Set problem: Gather all lines in the entries below that include the word "text".

Records from a dataset:
-- Begin --
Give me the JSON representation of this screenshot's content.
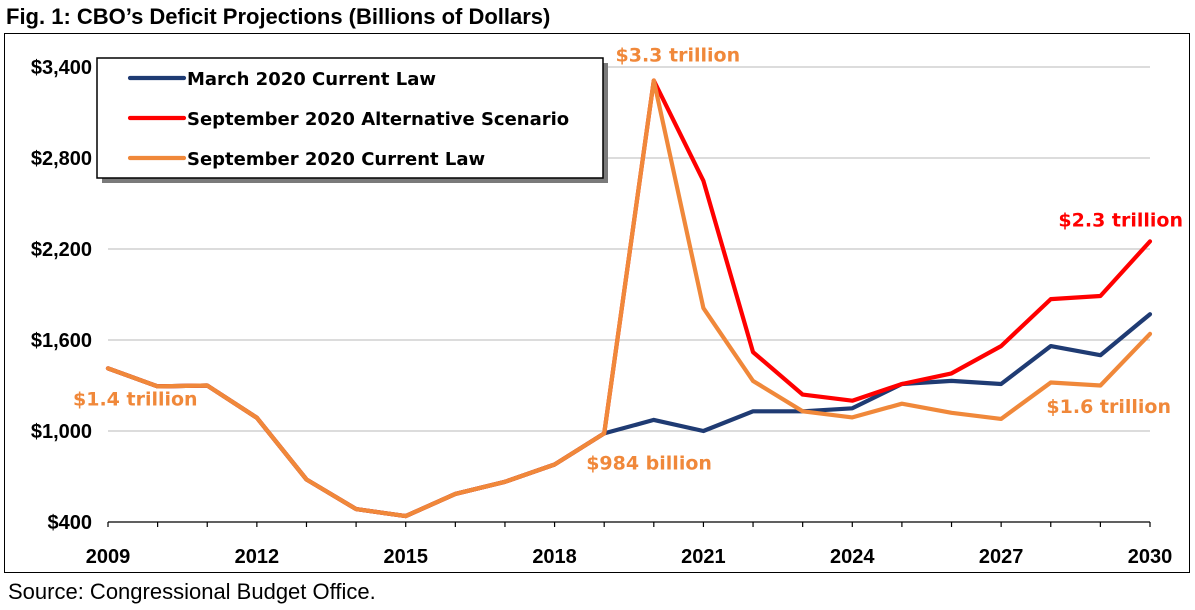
{
  "figure": {
    "title": "Fig. 1: CBO’s Deficit Projections (Billions of Dollars)",
    "source": "Source: Congressional Budget Office."
  },
  "colors": {
    "march_current_law": "#1f3b73",
    "sept_alternative": "#ff0000",
    "sept_current_law": "#f0883a",
    "gridline": "#c8c8c8",
    "axis": "#000000"
  },
  "chart_data": {
    "type": "line",
    "title": "Fig. 1: CBO’s Deficit Projections (Billions of Dollars)",
    "xlabel": "",
    "ylabel": "",
    "x": [
      2009,
      2010,
      2011,
      2012,
      2013,
      2014,
      2015,
      2016,
      2017,
      2018,
      2019,
      2020,
      2021,
      2022,
      2023,
      2024,
      2025,
      2026,
      2027,
      2028,
      2029,
      2030
    ],
    "x_ticks": [
      "2009",
      "2012",
      "2015",
      "2018",
      "2021",
      "2024",
      "2027",
      "2030"
    ],
    "x_tick_values": [
      2009,
      2012,
      2015,
      2018,
      2021,
      2024,
      2027,
      2030
    ],
    "y_ticks": [
      "$400",
      "$1,000",
      "$1,600",
      "$2,200",
      "$2,800",
      "$3,400"
    ],
    "y_tick_values": [
      400,
      1000,
      1600,
      2200,
      2800,
      3400
    ],
    "ylim": [
      400,
      3400
    ],
    "grid": true,
    "legend_position": "top-left",
    "series": [
      {
        "name": "March 2020 Current Law",
        "color": "#1f3b73",
        "values": [
          1413,
          1294,
          1300,
          1087,
          680,
          485,
          439,
          585,
          665,
          779,
          984,
          1073,
          1000,
          1130,
          1130,
          1150,
          1310,
          1330,
          1310,
          1560,
          1500,
          1770
        ]
      },
      {
        "name": "September 2020 Alternative Scenario",
        "color": "#ff0000",
        "values": [
          1413,
          1294,
          1300,
          1087,
          680,
          485,
          439,
          585,
          665,
          779,
          984,
          3311,
          2650,
          1520,
          1240,
          1200,
          1310,
          1380,
          1560,
          1870,
          1890,
          2250
        ]
      },
      {
        "name": "September 2020 Current Law",
        "color": "#f0883a",
        "values": [
          1413,
          1294,
          1300,
          1087,
          680,
          485,
          439,
          585,
          665,
          779,
          984,
          3311,
          1810,
          1330,
          1130,
          1090,
          1180,
          1120,
          1080,
          1320,
          1300,
          1640
        ]
      }
    ],
    "annotations": [
      {
        "text": "$1.4 trillion",
        "color": "#f0883a"
      },
      {
        "text": "$984 billion",
        "color": "#f0883a"
      },
      {
        "text": "$3.3 trillion",
        "color": "#f0883a"
      },
      {
        "text": "$2.3 trillion",
        "color": "#ff0000"
      },
      {
        "text": "$1.6 trillion",
        "color": "#f0883a"
      }
    ]
  }
}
-- End --
Answer to this task:
        "text": "$1.4 trillion",
        "text": "$984 billion",
        "text": "$3.3 trillion",
        "text": "$2.3 trillion",
        "text": "$1.6 trillion",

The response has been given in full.